Given instruction:
Return the records that follow unaltered. Omit every picture.

Entries:
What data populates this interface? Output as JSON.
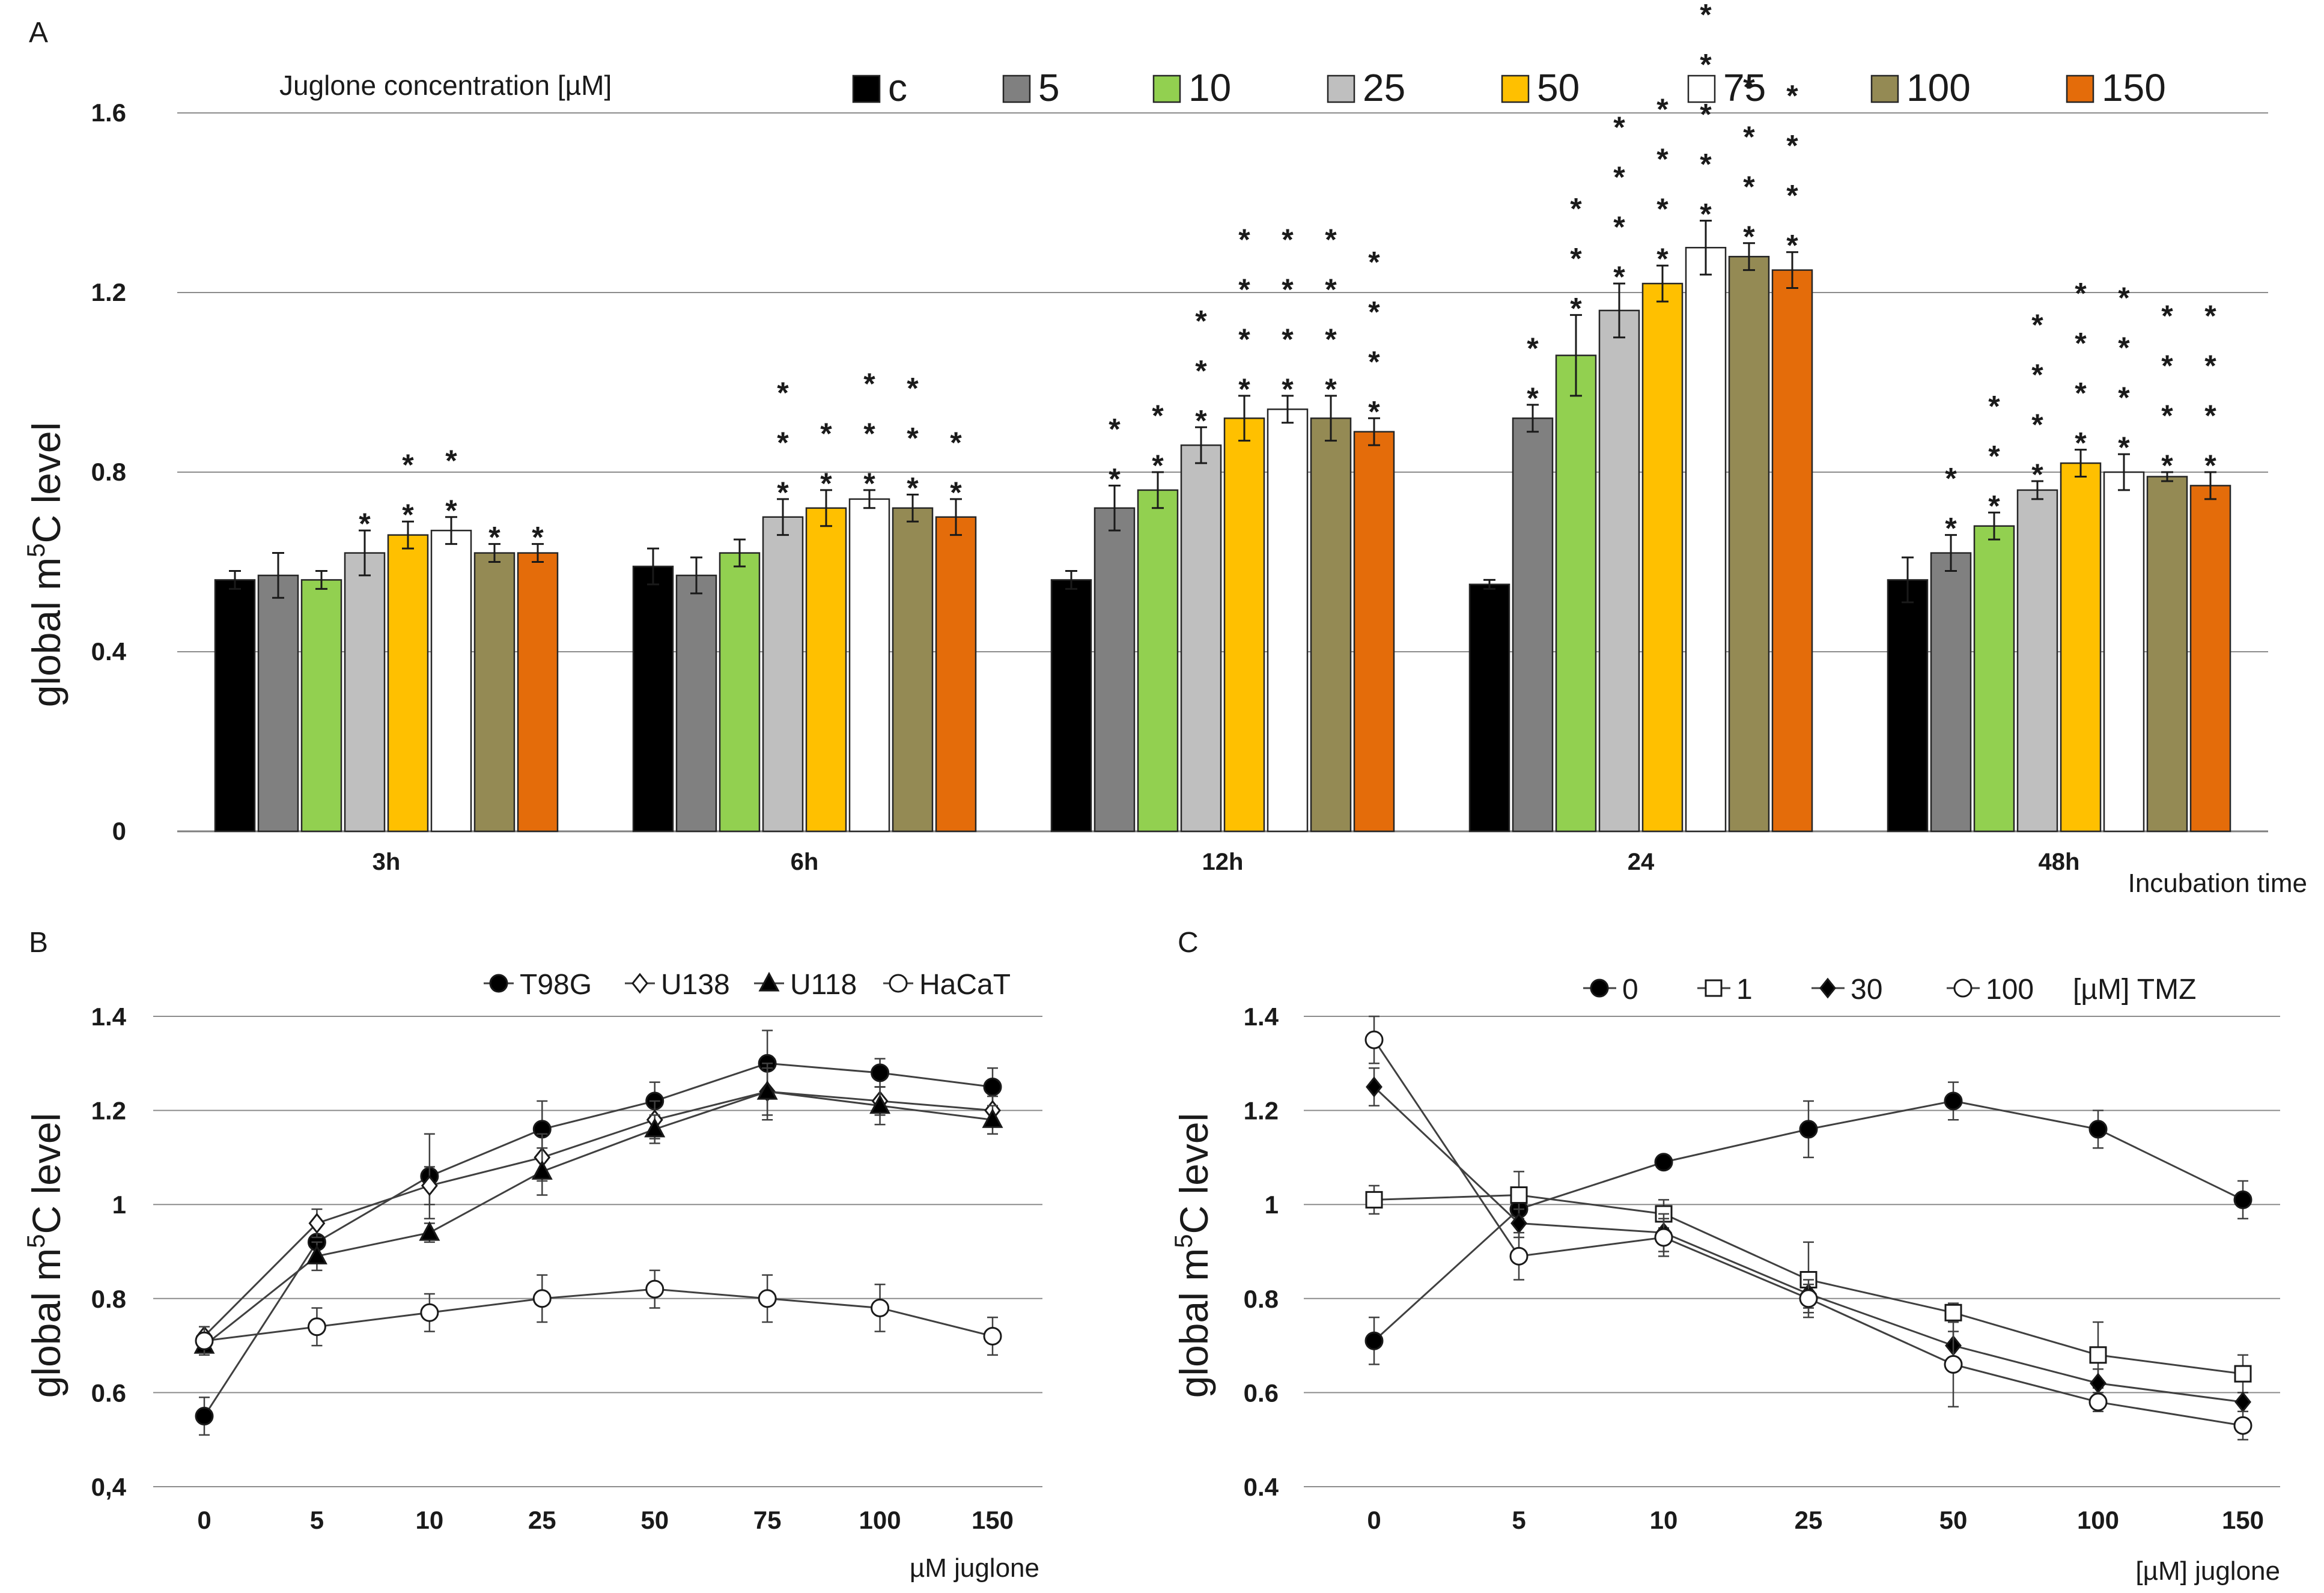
{
  "chart_data": [
    {
      "panel": "A",
      "type": "bar",
      "title": "",
      "legend_title": "Juglone concentration [µM]",
      "ylabel": "global m5C level",
      "ylabel_main": "global m",
      "ylabel_sup": "5",
      "ylabel_rest": "C level",
      "xlabel": "Incubation time",
      "ylim": [
        0,
        1.6
      ],
      "yticks": [
        "0",
        "0.4",
        "0.8",
        "1.2",
        "1.6"
      ],
      "ytick_values": [
        0,
        0.4,
        0.8,
        1.2,
        1.6
      ],
      "categories": [
        "3h",
        "6h",
        "12h",
        "24",
        "48h"
      ],
      "series": [
        {
          "name": "c",
          "color": "#000000",
          "values": [
            0.56,
            0.59,
            0.56,
            0.55,
            0.56
          ],
          "errors": [
            0.02,
            0.04,
            0.02,
            0.01,
            0.05
          ],
          "stars": [
            0,
            0,
            0,
            0,
            0
          ]
        },
        {
          "name": "5",
          "color": "#808080",
          "values": [
            0.57,
            0.57,
            0.72,
            0.92,
            0.62
          ],
          "errors": [
            0.05,
            0.04,
            0.05,
            0.03,
            0.04
          ],
          "stars": [
            0,
            0,
            2,
            2,
            2
          ]
        },
        {
          "name": "10",
          "color": "#92d050",
          "values": [
            0.56,
            0.62,
            0.76,
            1.06,
            0.68
          ],
          "errors": [
            0.02,
            0.03,
            0.04,
            0.09,
            0.03
          ],
          "stars": [
            0,
            0,
            2,
            3,
            3
          ]
        },
        {
          "name": "25",
          "color": "#bfbfbf",
          "values": [
            0.62,
            0.7,
            0.86,
            1.16,
            0.76
          ],
          "errors": [
            0.05,
            0.04,
            0.04,
            0.06,
            0.02
          ],
          "stars": [
            1,
            3,
            3,
            4,
            4
          ]
        },
        {
          "name": "50",
          "color": "#ffc000",
          "values": [
            0.66,
            0.72,
            0.92,
            1.22,
            0.82
          ],
          "errors": [
            0.03,
            0.04,
            0.05,
            0.04,
            0.03
          ],
          "stars": [
            2,
            2,
            4,
            4,
            4
          ]
        },
        {
          "name": "75",
          "color": "#ffffff",
          "values": [
            0.67,
            0.74,
            0.94,
            1.3,
            0.8
          ],
          "errors": [
            0.03,
            0.02,
            0.03,
            0.06,
            0.04
          ],
          "stars": [
            2,
            3,
            4,
            5,
            4
          ]
        },
        {
          "name": "100",
          "color": "#948a54",
          "values": [
            0.62,
            0.72,
            0.92,
            1.28,
            0.79
          ],
          "errors": [
            0.02,
            0.03,
            0.05,
            0.03,
            0.01
          ],
          "stars": [
            1,
            3,
            4,
            4,
            4
          ]
        },
        {
          "name": "150",
          "color": "#e46c0a",
          "values": [
            0.62,
            0.7,
            0.89,
            1.25,
            0.77
          ],
          "errors": [
            0.02,
            0.04,
            0.03,
            0.04,
            0.03
          ],
          "stars": [
            1,
            2,
            4,
            4,
            4
          ]
        }
      ]
    },
    {
      "panel": "B",
      "type": "line",
      "title": "",
      "ylabel": "global m5C level",
      "ylabel_main": "global m",
      "ylabel_sup": "5",
      "ylabel_rest": "C level",
      "xlabel": "µM juglone",
      "ylim": [
        0.4,
        1.4
      ],
      "yticks": [
        "0,4",
        "0.6",
        "0.8",
        "1",
        "1.2",
        "1.4"
      ],
      "ytick_values": [
        0.4,
        0.6,
        0.8,
        1.0,
        1.2,
        1.4
      ],
      "categories": [
        "0",
        "5",
        "10",
        "25",
        "50",
        "75",
        "100",
        "150"
      ],
      "series": [
        {
          "name": "T98G",
          "marker": "circle-filled",
          "values": [
            0.55,
            0.92,
            1.06,
            1.16,
            1.22,
            1.3,
            1.28,
            1.25
          ],
          "errors": [
            0.04,
            0.04,
            0.09,
            0.06,
            0.04,
            0.07,
            0.03,
            0.04
          ]
        },
        {
          "name": "U138",
          "marker": "diamond-open",
          "values": [
            0.72,
            0.96,
            1.04,
            1.1,
            1.18,
            1.24,
            1.22,
            1.2
          ],
          "errors": [
            0.02,
            0.03,
            0.04,
            0.05,
            0.04,
            0.05,
            0.03,
            0.03
          ]
        },
        {
          "name": "U118",
          "marker": "triangle-filled",
          "values": [
            0.7,
            0.89,
            0.94,
            1.07,
            1.16,
            1.24,
            1.21,
            1.18
          ],
          "errors": [
            0.02,
            0.03,
            0.02,
            0.05,
            0.03,
            0.06,
            0.04,
            0.03
          ]
        },
        {
          "name": "HaCaT",
          "marker": "circle-open",
          "values": [
            0.71,
            0.74,
            0.77,
            0.8,
            0.82,
            0.8,
            0.78,
            0.72
          ],
          "errors": [
            0.03,
            0.04,
            0.04,
            0.05,
            0.04,
            0.05,
            0.05,
            0.04
          ]
        }
      ]
    },
    {
      "panel": "C",
      "type": "line",
      "title": "",
      "legend_suffix": "[µM] TMZ",
      "ylabel": "global m5C level",
      "ylabel_main": "global m",
      "ylabel_sup": "5",
      "ylabel_rest": "C level",
      "xlabel": "[µM] juglone",
      "ylim": [
        0.4,
        1.4
      ],
      "yticks": [
        "0.4",
        "0.6",
        "0.8",
        "1",
        "1.2",
        "1.4"
      ],
      "ytick_values": [
        0.4,
        0.6,
        0.8,
        1.0,
        1.2,
        1.4
      ],
      "categories": [
        "0",
        "5",
        "10",
        "25",
        "50",
        "100",
        "150"
      ],
      "series": [
        {
          "name": "0",
          "marker": "circle-filled",
          "values": [
            0.71,
            0.99,
            1.09,
            1.16,
            1.22,
            1.16,
            1.01
          ],
          "errors": [
            0.05,
            0.02,
            0.01,
            0.06,
            0.04,
            0.04,
            0.04
          ]
        },
        {
          "name": "1",
          "marker": "square-open",
          "values": [
            1.01,
            1.02,
            0.98,
            0.84,
            0.77,
            0.68,
            0.64
          ],
          "errors": [
            0.03,
            0.05,
            0.03,
            0.08,
            0.02,
            0.07,
            0.04
          ]
        },
        {
          "name": "30",
          "marker": "diamond-filled",
          "values": [
            1.25,
            0.96,
            0.94,
            0.81,
            0.7,
            0.62,
            0.58
          ],
          "errors": [
            0.04,
            0.03,
            0.04,
            0.03,
            0.03,
            0.03,
            0.02
          ]
        },
        {
          "name": "100",
          "marker": "circle-open",
          "values": [
            1.35,
            0.89,
            0.93,
            0.8,
            0.66,
            0.58,
            0.53
          ],
          "errors": [
            0.05,
            0.05,
            0.04,
            0.03,
            0.09,
            0.02,
            0.03
          ]
        }
      ]
    }
  ],
  "panel_labels": {
    "a": "A",
    "b": "B",
    "c": "C"
  },
  "star_char": "*"
}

Task solution:
What data populates this interface? Output as JSON.
{
  "chart_data": [
    {
      "panel": "A",
      "type": "bar",
      "title": "",
      "legend_title": "Juglone concentration [µM]",
      "ylabel": "global m5C level",
      "ylabel_main": "global m",
      "ylabel_sup": "5",
      "ylabel_rest": "C level",
      "xlabel": "Incubation time",
      "ylim": [
        0,
        1.6
      ],
      "yticks": [
        "0",
        "0.4",
        "0.8",
        "1.2",
        "1.6"
      ],
      "ytick_values": [
        0,
        0.4,
        0.8,
        1.2,
        1.6
      ],
      "categories": [
        "3h",
        "6h",
        "12h",
        "24",
        "48h"
      ],
      "series": [
        {
          "name": "c",
          "color": "#000000",
          "values": [
            0.56,
            0.59,
            0.56,
            0.55,
            0.56
          ],
          "errors": [
            0.02,
            0.04,
            0.02,
            0.01,
            0.05
          ],
          "stars": [
            0,
            0,
            0,
            0,
            0
          ]
        },
        {
          "name": "5",
          "color": "#808080",
          "values": [
            0.57,
            0.57,
            0.72,
            0.92,
            0.62
          ],
          "errors": [
            0.05,
            0.04,
            0.05,
            0.03,
            0.04
          ],
          "stars": [
            0,
            0,
            2,
            2,
            2
          ]
        },
        {
          "name": "10",
          "color": "#92d050",
          "values": [
            0.56,
            0.62,
            0.76,
            1.06,
            0.68
          ],
          "errors": [
            0.02,
            0.03,
            0.04,
            0.09,
            0.03
          ],
          "stars": [
            0,
            0,
            2,
            3,
            3
          ]
        },
        {
          "name": "25",
          "color": "#bfbfbf",
          "values": [
            0.62,
            0.7,
            0.86,
            1.16,
            0.76
          ],
          "errors": [
            0.05,
            0.04,
            0.04,
            0.06,
            0.02
          ],
          "stars": [
            1,
            3,
            3,
            4,
            4
          ]
        },
        {
          "name": "50",
          "color": "#ffc000",
          "values": [
            0.66,
            0.72,
            0.92,
            1.22,
            0.82
          ],
          "errors": [
            0.03,
            0.04,
            0.05,
            0.04,
            0.03
          ],
          "stars": [
            2,
            2,
            4,
            4,
            4
          ]
        },
        {
          "name": "75",
          "color": "#ffffff",
          "values": [
            0.67,
            0.74,
            0.94,
            1.3,
            0.8
          ],
          "errors": [
            0.03,
            0.02,
            0.03,
            0.06,
            0.04
          ],
          "stars": [
            2,
            3,
            4,
            5,
            4
          ]
        },
        {
          "name": "100",
          "color": "#948a54",
          "values": [
            0.62,
            0.72,
            0.92,
            1.28,
            0.79
          ],
          "errors": [
            0.02,
            0.03,
            0.05,
            0.03,
            0.01
          ],
          "stars": [
            1,
            3,
            4,
            4,
            4
          ]
        },
        {
          "name": "150",
          "color": "#e46c0a",
          "values": [
            0.62,
            0.7,
            0.89,
            1.25,
            0.77
          ],
          "errors": [
            0.02,
            0.04,
            0.03,
            0.04,
            0.03
          ],
          "stars": [
            1,
            2,
            4,
            4,
            4
          ]
        }
      ]
    },
    {
      "panel": "B",
      "type": "line",
      "title": "",
      "ylabel": "global m5C level",
      "ylabel_main": "global m",
      "ylabel_sup": "5",
      "ylabel_rest": "C level",
      "xlabel": "µM juglone",
      "ylim": [
        0.4,
        1.4
      ],
      "yticks": [
        "0,4",
        "0.6",
        "0.8",
        "1",
        "1.2",
        "1.4"
      ],
      "ytick_values": [
        0.4,
        0.6,
        0.8,
        1.0,
        1.2,
        1.4
      ],
      "categories": [
        "0",
        "5",
        "10",
        "25",
        "50",
        "75",
        "100",
        "150"
      ],
      "series": [
        {
          "name": "T98G",
          "marker": "circle-filled",
          "values": [
            0.55,
            0.92,
            1.06,
            1.16,
            1.22,
            1.3,
            1.28,
            1.25
          ],
          "errors": [
            0.04,
            0.04,
            0.09,
            0.06,
            0.04,
            0.07,
            0.03,
            0.04
          ]
        },
        {
          "name": "U138",
          "marker": "diamond-open",
          "values": [
            0.72,
            0.96,
            1.04,
            1.1,
            1.18,
            1.24,
            1.22,
            1.2
          ],
          "errors": [
            0.02,
            0.03,
            0.04,
            0.05,
            0.04,
            0.05,
            0.03,
            0.03
          ]
        },
        {
          "name": "U118",
          "marker": "triangle-filled",
          "values": [
            0.7,
            0.89,
            0.94,
            1.07,
            1.16,
            1.24,
            1.21,
            1.18
          ],
          "errors": [
            0.02,
            0.03,
            0.02,
            0.05,
            0.03,
            0.06,
            0.04,
            0.03
          ]
        },
        {
          "name": "HaCaT",
          "marker": "circle-open",
          "values": [
            0.71,
            0.74,
            0.77,
            0.8,
            0.82,
            0.8,
            0.78,
            0.72
          ],
          "errors": [
            0.03,
            0.04,
            0.04,
            0.05,
            0.04,
            0.05,
            0.05,
            0.04
          ]
        }
      ]
    },
    {
      "panel": "C",
      "type": "line",
      "title": "",
      "legend_suffix": "[µM] TMZ",
      "ylabel": "global m5C level",
      "ylabel_main": "global m",
      "ylabel_sup": "5",
      "ylabel_rest": "C level",
      "xlabel": "[µM] juglone",
      "ylim": [
        0.4,
        1.4
      ],
      "yticks": [
        "0.4",
        "0.6",
        "0.8",
        "1",
        "1.2",
        "1.4"
      ],
      "ytick_values": [
        0.4,
        0.6,
        0.8,
        1.0,
        1.2,
        1.4
      ],
      "categories": [
        "0",
        "5",
        "10",
        "25",
        "50",
        "100",
        "150"
      ],
      "series": [
        {
          "name": "0",
          "marker": "circle-filled",
          "values": [
            0.71,
            0.99,
            1.09,
            1.16,
            1.22,
            1.16,
            1.01
          ],
          "errors": [
            0.05,
            0.02,
            0.01,
            0.06,
            0.04,
            0.04,
            0.04
          ]
        },
        {
          "name": "1",
          "marker": "square-open",
          "values": [
            1.01,
            1.02,
            0.98,
            0.84,
            0.77,
            0.68,
            0.64
          ],
          "errors": [
            0.03,
            0.05,
            0.03,
            0.08,
            0.02,
            0.07,
            0.04
          ]
        },
        {
          "name": "30",
          "marker": "diamond-filled",
          "values": [
            1.25,
            0.96,
            0.94,
            0.81,
            0.7,
            0.62,
            0.58
          ],
          "errors": [
            0.04,
            0.03,
            0.04,
            0.03,
            0.03,
            0.03,
            0.02
          ]
        },
        {
          "name": "100",
          "marker": "circle-open",
          "values": [
            1.35,
            0.89,
            0.93,
            0.8,
            0.66,
            0.58,
            0.53
          ],
          "errors": [
            0.05,
            0.05,
            0.04,
            0.03,
            0.09,
            0.02,
            0.03
          ]
        }
      ]
    }
  ],
  "panel_labels": {
    "a": "A",
    "b": "B",
    "c": "C"
  },
  "star_char": "*"
}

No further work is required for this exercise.